GIVEN EXERCISE:
Find the string "meiner" in the data, then copy every line where it is found.

Records from a data collection:

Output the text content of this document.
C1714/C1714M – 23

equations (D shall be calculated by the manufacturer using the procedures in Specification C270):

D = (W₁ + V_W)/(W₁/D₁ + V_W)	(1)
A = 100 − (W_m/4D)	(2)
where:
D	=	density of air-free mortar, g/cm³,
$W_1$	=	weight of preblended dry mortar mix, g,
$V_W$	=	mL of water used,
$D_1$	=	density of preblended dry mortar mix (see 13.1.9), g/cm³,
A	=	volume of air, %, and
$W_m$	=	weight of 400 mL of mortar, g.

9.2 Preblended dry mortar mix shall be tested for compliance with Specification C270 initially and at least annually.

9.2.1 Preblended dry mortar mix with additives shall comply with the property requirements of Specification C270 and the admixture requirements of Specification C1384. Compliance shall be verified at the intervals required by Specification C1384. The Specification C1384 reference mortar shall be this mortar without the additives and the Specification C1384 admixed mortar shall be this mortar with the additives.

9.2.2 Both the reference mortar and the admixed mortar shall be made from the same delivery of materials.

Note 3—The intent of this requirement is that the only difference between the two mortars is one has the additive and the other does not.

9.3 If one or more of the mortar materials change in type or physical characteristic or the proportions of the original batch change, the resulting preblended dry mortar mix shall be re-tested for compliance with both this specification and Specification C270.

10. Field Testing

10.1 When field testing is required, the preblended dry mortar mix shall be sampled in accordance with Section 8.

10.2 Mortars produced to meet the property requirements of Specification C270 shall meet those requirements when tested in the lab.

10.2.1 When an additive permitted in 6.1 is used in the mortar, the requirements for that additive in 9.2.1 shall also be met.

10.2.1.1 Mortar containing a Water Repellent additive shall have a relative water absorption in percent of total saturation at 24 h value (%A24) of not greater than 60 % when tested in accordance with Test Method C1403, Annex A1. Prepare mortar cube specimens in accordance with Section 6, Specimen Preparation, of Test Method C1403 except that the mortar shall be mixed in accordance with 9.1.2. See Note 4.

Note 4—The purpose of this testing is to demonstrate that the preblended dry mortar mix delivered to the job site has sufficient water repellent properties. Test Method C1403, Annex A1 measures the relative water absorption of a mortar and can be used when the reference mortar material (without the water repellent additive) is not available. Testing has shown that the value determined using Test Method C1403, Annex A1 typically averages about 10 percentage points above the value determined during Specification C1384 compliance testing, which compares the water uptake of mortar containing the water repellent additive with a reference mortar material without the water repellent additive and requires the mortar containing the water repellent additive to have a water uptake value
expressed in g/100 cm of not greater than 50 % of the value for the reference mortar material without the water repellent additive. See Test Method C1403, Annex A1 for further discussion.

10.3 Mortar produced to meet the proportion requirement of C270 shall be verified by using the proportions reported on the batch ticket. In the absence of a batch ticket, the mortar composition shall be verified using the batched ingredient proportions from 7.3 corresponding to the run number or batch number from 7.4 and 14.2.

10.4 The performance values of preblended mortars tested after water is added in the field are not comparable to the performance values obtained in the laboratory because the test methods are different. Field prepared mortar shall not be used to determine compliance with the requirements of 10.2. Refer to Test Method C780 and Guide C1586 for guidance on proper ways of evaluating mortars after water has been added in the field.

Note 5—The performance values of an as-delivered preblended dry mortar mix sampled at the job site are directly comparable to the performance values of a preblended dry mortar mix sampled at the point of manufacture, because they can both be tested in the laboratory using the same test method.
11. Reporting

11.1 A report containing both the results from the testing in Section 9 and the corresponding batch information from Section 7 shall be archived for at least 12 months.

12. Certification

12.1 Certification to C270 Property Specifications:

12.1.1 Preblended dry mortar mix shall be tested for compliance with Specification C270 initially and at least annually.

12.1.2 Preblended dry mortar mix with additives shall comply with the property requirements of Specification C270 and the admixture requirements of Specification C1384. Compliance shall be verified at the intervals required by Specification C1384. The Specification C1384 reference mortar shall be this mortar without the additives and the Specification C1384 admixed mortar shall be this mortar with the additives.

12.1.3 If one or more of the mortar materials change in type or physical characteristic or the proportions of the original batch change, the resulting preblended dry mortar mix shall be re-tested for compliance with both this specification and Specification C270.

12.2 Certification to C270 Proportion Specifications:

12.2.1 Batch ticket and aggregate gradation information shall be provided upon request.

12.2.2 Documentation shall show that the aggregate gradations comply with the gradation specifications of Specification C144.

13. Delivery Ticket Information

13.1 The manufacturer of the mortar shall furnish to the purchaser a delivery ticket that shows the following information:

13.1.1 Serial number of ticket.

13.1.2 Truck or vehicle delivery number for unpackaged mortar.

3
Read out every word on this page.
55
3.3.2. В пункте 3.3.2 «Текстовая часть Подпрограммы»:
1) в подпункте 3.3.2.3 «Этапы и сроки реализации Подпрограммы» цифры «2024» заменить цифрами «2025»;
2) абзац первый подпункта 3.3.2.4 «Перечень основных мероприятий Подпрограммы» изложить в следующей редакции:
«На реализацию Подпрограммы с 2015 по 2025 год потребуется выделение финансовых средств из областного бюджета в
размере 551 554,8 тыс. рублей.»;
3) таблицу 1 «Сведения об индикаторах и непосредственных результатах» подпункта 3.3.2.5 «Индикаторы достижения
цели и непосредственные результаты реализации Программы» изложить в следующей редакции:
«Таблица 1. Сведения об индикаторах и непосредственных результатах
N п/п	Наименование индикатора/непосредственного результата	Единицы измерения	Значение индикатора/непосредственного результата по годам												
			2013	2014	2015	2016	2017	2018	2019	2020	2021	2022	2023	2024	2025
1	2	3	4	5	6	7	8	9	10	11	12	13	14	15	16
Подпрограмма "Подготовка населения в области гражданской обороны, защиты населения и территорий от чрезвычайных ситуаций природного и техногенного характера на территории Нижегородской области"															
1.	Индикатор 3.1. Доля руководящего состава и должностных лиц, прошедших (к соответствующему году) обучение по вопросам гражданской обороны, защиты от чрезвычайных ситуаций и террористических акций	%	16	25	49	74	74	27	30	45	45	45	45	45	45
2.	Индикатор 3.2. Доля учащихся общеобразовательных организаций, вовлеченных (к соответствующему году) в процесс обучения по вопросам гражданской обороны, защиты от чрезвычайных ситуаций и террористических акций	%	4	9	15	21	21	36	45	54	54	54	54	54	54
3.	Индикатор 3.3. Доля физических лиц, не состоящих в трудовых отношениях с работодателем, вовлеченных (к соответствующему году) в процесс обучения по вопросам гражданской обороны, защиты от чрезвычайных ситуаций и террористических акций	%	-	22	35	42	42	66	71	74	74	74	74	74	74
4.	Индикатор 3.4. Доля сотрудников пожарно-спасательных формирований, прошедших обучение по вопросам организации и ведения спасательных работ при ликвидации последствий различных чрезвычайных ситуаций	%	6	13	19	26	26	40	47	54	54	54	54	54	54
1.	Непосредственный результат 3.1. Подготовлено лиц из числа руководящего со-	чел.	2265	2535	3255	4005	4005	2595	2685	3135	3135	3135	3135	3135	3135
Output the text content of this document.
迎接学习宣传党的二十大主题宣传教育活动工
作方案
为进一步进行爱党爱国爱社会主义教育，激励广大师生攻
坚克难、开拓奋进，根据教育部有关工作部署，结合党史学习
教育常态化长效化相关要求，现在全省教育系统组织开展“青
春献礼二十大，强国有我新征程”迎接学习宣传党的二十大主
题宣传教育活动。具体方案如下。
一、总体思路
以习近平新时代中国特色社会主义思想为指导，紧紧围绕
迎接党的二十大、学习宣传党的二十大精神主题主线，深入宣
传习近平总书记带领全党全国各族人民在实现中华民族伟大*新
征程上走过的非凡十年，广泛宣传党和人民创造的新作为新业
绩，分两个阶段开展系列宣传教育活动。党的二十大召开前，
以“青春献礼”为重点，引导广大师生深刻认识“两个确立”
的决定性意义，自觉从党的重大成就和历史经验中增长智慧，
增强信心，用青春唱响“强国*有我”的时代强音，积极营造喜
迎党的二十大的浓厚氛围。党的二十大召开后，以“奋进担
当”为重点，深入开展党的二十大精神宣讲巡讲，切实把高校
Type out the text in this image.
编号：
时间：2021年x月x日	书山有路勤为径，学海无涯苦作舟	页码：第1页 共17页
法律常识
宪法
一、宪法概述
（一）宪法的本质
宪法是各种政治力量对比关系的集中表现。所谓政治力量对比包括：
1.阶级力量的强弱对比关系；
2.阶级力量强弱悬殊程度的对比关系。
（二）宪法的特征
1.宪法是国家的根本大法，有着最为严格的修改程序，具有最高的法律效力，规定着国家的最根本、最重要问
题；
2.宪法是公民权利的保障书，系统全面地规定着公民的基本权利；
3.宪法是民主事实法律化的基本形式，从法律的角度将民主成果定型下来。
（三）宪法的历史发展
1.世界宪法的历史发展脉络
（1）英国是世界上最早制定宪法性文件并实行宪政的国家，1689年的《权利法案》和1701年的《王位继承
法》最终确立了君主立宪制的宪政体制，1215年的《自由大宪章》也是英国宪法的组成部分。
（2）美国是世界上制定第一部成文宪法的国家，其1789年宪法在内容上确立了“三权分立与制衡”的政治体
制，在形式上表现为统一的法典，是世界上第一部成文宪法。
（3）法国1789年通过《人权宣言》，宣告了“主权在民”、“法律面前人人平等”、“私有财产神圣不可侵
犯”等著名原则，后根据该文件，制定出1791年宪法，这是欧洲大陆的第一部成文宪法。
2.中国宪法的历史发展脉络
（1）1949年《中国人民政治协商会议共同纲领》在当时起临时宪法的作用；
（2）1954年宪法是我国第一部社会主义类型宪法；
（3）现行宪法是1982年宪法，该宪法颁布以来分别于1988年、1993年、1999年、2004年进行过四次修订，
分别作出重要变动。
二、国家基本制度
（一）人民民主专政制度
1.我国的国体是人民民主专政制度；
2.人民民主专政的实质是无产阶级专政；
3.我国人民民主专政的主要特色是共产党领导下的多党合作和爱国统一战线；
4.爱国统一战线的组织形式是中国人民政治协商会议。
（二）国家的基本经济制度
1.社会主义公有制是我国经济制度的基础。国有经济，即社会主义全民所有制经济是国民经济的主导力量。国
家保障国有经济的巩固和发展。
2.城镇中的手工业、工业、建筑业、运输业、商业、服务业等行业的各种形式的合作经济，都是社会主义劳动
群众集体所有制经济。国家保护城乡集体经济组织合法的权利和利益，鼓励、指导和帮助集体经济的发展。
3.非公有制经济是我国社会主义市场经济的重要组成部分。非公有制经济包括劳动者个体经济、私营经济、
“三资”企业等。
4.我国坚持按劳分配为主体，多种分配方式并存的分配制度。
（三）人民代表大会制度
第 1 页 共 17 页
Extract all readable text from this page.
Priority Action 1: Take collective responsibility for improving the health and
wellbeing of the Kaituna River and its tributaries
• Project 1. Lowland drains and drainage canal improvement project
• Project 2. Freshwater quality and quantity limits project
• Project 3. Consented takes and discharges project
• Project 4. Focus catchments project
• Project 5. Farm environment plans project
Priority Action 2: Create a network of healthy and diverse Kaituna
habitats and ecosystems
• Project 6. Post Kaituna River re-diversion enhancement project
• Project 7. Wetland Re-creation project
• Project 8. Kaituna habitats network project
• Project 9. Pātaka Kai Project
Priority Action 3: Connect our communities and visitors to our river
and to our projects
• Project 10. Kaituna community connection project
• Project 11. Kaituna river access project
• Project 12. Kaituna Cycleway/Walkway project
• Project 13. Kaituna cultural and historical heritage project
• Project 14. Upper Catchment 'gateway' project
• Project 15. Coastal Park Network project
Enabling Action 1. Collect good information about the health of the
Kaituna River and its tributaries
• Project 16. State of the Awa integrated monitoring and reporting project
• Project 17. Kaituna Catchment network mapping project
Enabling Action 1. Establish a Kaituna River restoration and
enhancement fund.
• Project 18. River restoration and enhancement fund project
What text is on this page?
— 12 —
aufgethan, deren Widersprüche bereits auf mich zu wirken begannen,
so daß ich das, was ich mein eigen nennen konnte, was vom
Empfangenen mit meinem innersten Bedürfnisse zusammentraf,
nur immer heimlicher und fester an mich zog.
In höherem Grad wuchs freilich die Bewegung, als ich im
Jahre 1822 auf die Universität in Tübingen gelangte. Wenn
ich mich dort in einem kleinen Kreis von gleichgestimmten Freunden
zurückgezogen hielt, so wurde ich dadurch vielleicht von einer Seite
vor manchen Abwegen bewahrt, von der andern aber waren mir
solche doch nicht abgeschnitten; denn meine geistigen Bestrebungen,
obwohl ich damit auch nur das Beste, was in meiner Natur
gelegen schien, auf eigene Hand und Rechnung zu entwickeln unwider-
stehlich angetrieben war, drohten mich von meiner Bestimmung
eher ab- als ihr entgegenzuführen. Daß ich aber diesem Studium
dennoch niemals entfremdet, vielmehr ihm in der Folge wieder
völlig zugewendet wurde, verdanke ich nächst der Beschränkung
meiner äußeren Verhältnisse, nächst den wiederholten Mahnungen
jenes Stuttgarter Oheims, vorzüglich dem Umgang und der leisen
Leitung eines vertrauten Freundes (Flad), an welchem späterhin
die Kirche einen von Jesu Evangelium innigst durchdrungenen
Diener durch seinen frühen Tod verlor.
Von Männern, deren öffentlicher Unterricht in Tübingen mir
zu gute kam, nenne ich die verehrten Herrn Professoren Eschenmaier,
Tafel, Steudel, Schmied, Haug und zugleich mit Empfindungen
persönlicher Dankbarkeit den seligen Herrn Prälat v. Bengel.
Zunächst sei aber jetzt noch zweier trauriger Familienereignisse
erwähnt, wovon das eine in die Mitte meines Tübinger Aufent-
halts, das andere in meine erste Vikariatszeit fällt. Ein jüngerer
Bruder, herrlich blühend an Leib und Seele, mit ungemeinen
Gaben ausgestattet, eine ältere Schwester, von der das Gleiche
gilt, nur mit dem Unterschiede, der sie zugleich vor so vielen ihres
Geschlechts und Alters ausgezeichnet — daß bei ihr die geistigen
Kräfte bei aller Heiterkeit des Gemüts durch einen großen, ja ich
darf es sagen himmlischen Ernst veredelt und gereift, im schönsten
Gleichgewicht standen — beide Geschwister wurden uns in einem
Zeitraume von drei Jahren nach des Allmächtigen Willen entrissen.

REPLY TO THE TASK:
obwohl ich damit auch nur das Beste, was in meiner Natur
stehlich angetrieben war, drohten mich von meiner Bestimmung
meiner äußeren Verhältnisse, nächst den wiederholten Mahnungen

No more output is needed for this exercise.